• **Given exercise**
Transcribe the material in full. Nothing should differ except that the pictures are left out.

• **Extracted records**
* begin *

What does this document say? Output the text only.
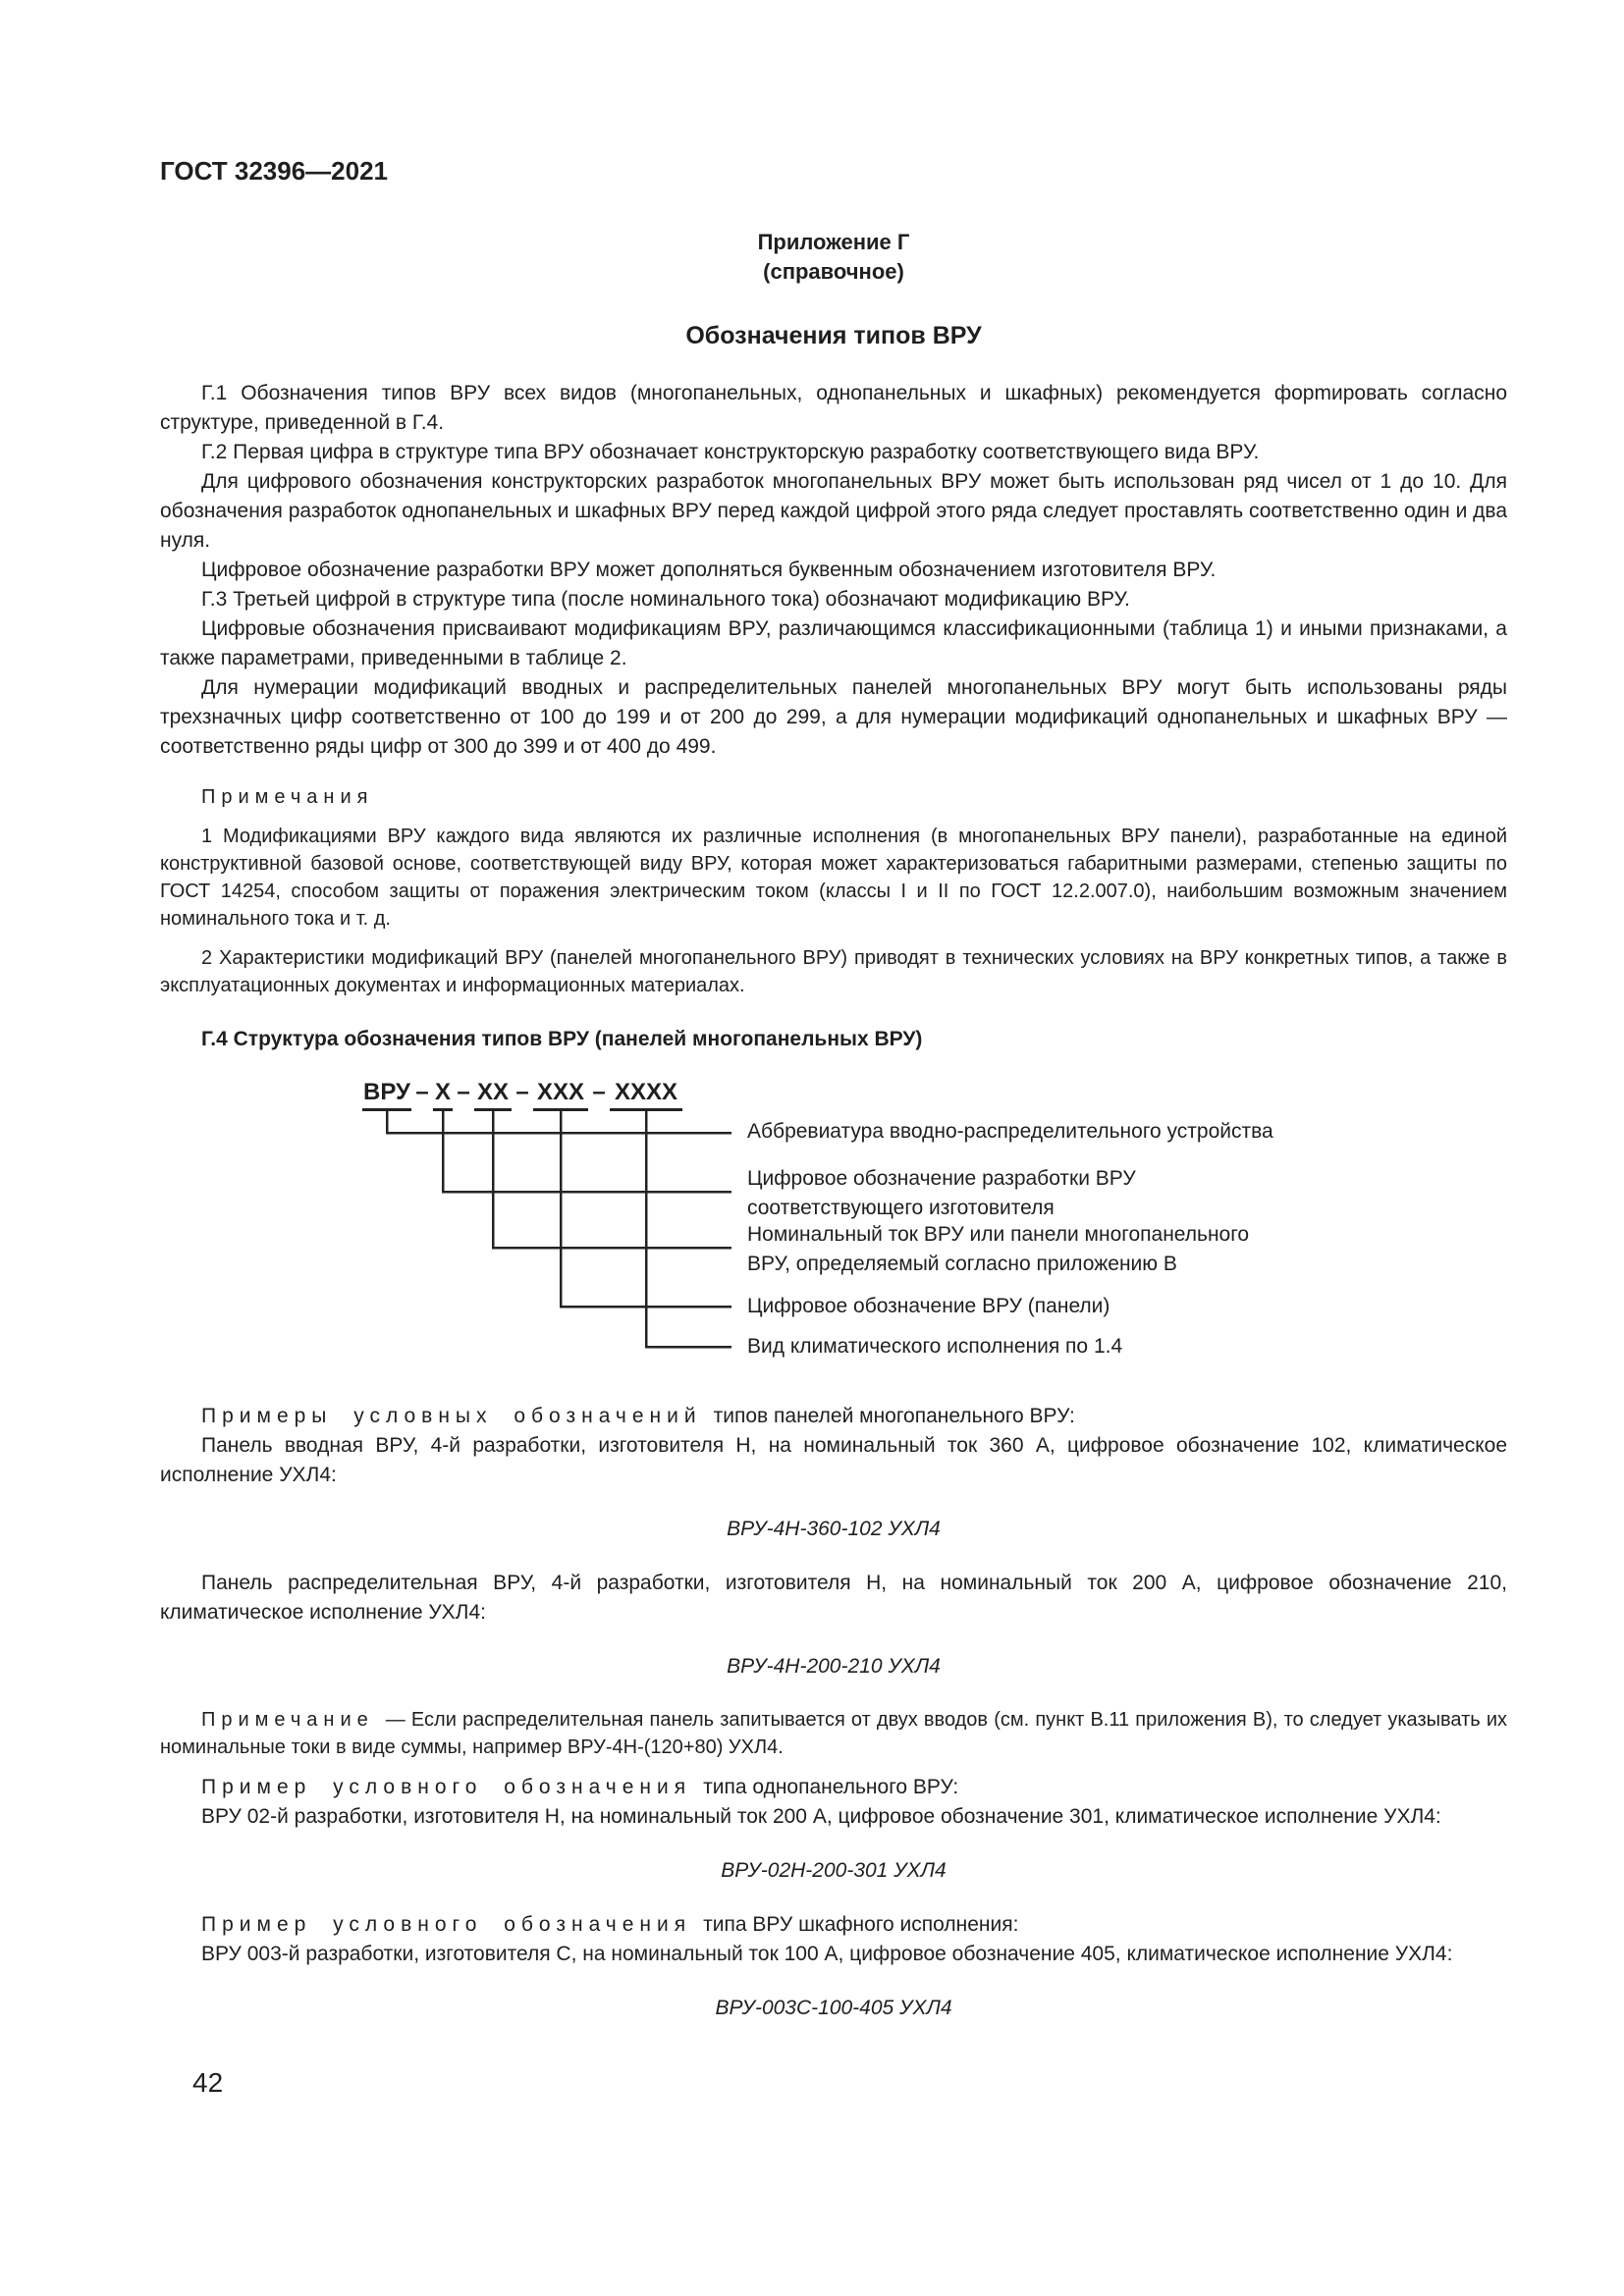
ГОСТ 32396—2021
Приложение Г
(справочное)
Обозначения типов ВРУ

Г.1 Обозначения типов ВРУ всех видов (многопанельных, однопанельных и шкафных) рекомендуется форmировать согласно структуре, приведенной в Г.4.

Г.2 Первая цифра в структуре типа ВРУ обозначает конструкторскую разработку соответствующего вида ВРУ.

Для цифрового обозначения конструкторских разработок многопанельных ВРУ может быть использован ряд чисел от 1 до 10. Для обозначения разработок однопанельных и шкафных ВРУ перед каждой цифрой этого ряда следует проставлять соответственно один и два нуля.

Цифровое обозначение разработки ВРУ может дополняться буквенным обозначением изготовителя ВРУ.

Г.3 Третьей цифрой в структуре типа (после номинального тока) обозначают модификацию ВРУ.

Цифровые обозначения присваивают модификациям ВРУ, различающимся классификационными (таблица 1) и иными признаками, а также параметрами, приведенными в таблице 2.

Для нумерации модификаций вводных и распределительных панелей многопанельных ВРУ могут быть использованы ряды трехзначных цифр соответственно от 100 до 199 и от 200 до 299, а для нумерации модификаций однопанельных и шкафных ВРУ — соответственно ряды цифр от 300 до 399 и от 400 до 499.

Примечания

1 Модификациями ВРУ каждого вида являются их различные исполнения (в многопанельных ВРУ панели), разработанные на единой конструктивной базовой основе, соответствующей виду ВРУ, которая может характеризоваться габаритными размерами, степенью защиты по ГОСТ 14254, способом защиты от поражения электрическим током (классы I и II по ГОСТ 12.2.007.0), наибольшим возможным значением номинального тока и т. д.

2 Характеристики модификаций ВРУ (панелей многопанельного ВРУ) приводят в технических условиях на ВРУ конкретных типов, а также в эксплуатационных документах и информационных материалах.

Г.4 Структура обозначения типов ВРУ (панелей многопанельных ВРУ)
ВРУ – Х – ХХ – ХХХ – ХХХХ
Аббревиатура вводно-распределительного устройства
Цифровое обозначение разработки ВРУ
соответствующего изготовителя
Номинальный ток ВРУ или панели многопанельного
ВРУ, определяемый согласно приложению В
Цифровое обозначение ВРУ (панели)
Вид климатического исполнения по 1.4

Примеры условных обозначений типов панелей многопанельного ВРУ:

Панель вводная ВРУ, 4-й разработки, изготовителя Н, на номинальный ток 360 А, цифровое обозначение 102, климатическое исполнение УХЛ4:

ВРУ-4Н-360-102 УХЛ4

Панель распределительная ВРУ, 4-й разработки, изготовителя Н, на номинальный ток 200 А, цифровое обозначение 210, климатическое исполнение УХЛ4:

ВРУ-4Н-200-210 УХЛ4

Примечание — Если распределительная панель запитывается от двух вводов (см. пункт В.11 приложения В), то следует указывать их номинальные токи в виде суммы, например ВРУ-4Н-(120+80) УХЛ4.

Пример условного обозначения типа однопанельного ВРУ:

ВРУ 02-й разработки, изготовителя Н, на номинальный ток 200 А, цифровое обозначение 301, климатическое исполнение УХЛ4:

ВРУ-02Н-200-301 УХЛ4

Пример условного обозначения типа ВРУ шкафного исполнения:

ВРУ 003-й разработки, изготовителя С, на номинальный ток 100 А, цифровое обозначение 405, климатическое исполнение УХЛ4:

ВРУ-003С-100-405 УХЛ4
42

* end *

• **Solution to the problem**
What does this document say? Output the text only.
ГОСТ 32396—2021
Приложение Г
(справочное)
Обозначения типов ВРУ

Г.1 Обозначения типов ВРУ всех видов (многопанельных, однопанельных и шкафных) рекомендуется форmировать согласно структуре, приведенной в Г.4.

Г.2 Первая цифра в структуре типа ВРУ обозначает конструкторскую разработку соответствующего вида ВРУ.

Для цифрового обозначения конструкторских разработок многопанельных ВРУ может быть использован ряд чисел от 1 до 10. Для обозначения разработок однопанельных и шкафных ВРУ перед каждой цифрой этого ряда следует проставлять соответственно один и два нуля.

Цифровое обозначение разработки ВРУ может дополняться буквенным обозначением изготовителя ВРУ.

Г.3 Третьей цифрой в структуре типа (после номинального тока) обозначают модификацию ВРУ.

Цифровые обозначения присваивают модификациям ВРУ, различающимся классификационными (таблица 1) и иными признаками, а также параметрами, приведенными в таблице 2.

Для нумерации модификаций вводных и распределительных панелей многопанельных ВРУ могут быть использованы ряды трехзначных цифр соответственно от 100 до 199 и от 200 до 299, а для нумерации модификаций однопанельных и шкафных ВРУ — соответственно ряды цифр от 300 до 399 и от 400 до 499.

Примечания

1 Модификациями ВРУ каждого вида являются их различные исполнения (в многопанельных ВРУ панели), разработанные на единой конструктивной базовой основе, соответствующей виду ВРУ, которая может характеризоваться габаритными размерами, степенью защиты по ГОСТ 14254, способом защиты от поражения электрическим током (классы I и II по ГОСТ 12.2.007.0), наибольшим возможным значением номинального тока и т. д.

2 Характеристики модификаций ВРУ (панелей многопанельного ВРУ) приводят в технических условиях на ВРУ конкретных типов, а также в эксплуатационных документах и информационных материалах.

Г.4 Структура обозначения типов ВРУ (панелей многопанельных ВРУ)
ВРУ – Х – ХХ – ХХХ – ХХХХ
Аббревиатура вводно-распределительного устройства
Цифровое обозначение разработки ВРУ
соответствующего изготовителя
Номинальный ток ВРУ или панели многопанельного
ВРУ, определяемый согласно приложению В
Цифровое обозначение ВРУ (панели)
Вид климатического исполнения по 1.4

Примеры условных обозначений типов панелей многопанельного ВРУ:

Панель вводная ВРУ, 4-й разработки, изготовителя Н, на номинальный ток 360 А, цифровое обозначение 102, климатическое исполнение УХЛ4:

ВРУ-4Н-360-102 УХЛ4

Панель распределительная ВРУ, 4-й разработки, изготовителя Н, на номинальный ток 200 А, цифровое обозначение 210, климатическое исполнение УХЛ4:

ВРУ-4Н-200-210 УХЛ4

Примечание — Если распределительная панель запитывается от двух вводов (см. пункт В.11 приложения В), то следует указывать их номинальные токи в виде суммы, например ВРУ-4Н-(120+80) УХЛ4.

Пример условного обозначения типа однопанельного ВРУ:

ВРУ 02-й разработки, изготовителя Н, на номинальный ток 200 А, цифровое обозначение 301, климатическое исполнение УХЛ4:

ВРУ-02Н-200-301 УХЛ4

Пример условного обозначения типа ВРУ шкафного исполнения:

ВРУ 003-й разработки, изготовителя С, на номинальный ток 100 А, цифровое обозначение 405, климатическое исполнение УХЛ4:

ВРУ-003С-100-405 УХЛ4
42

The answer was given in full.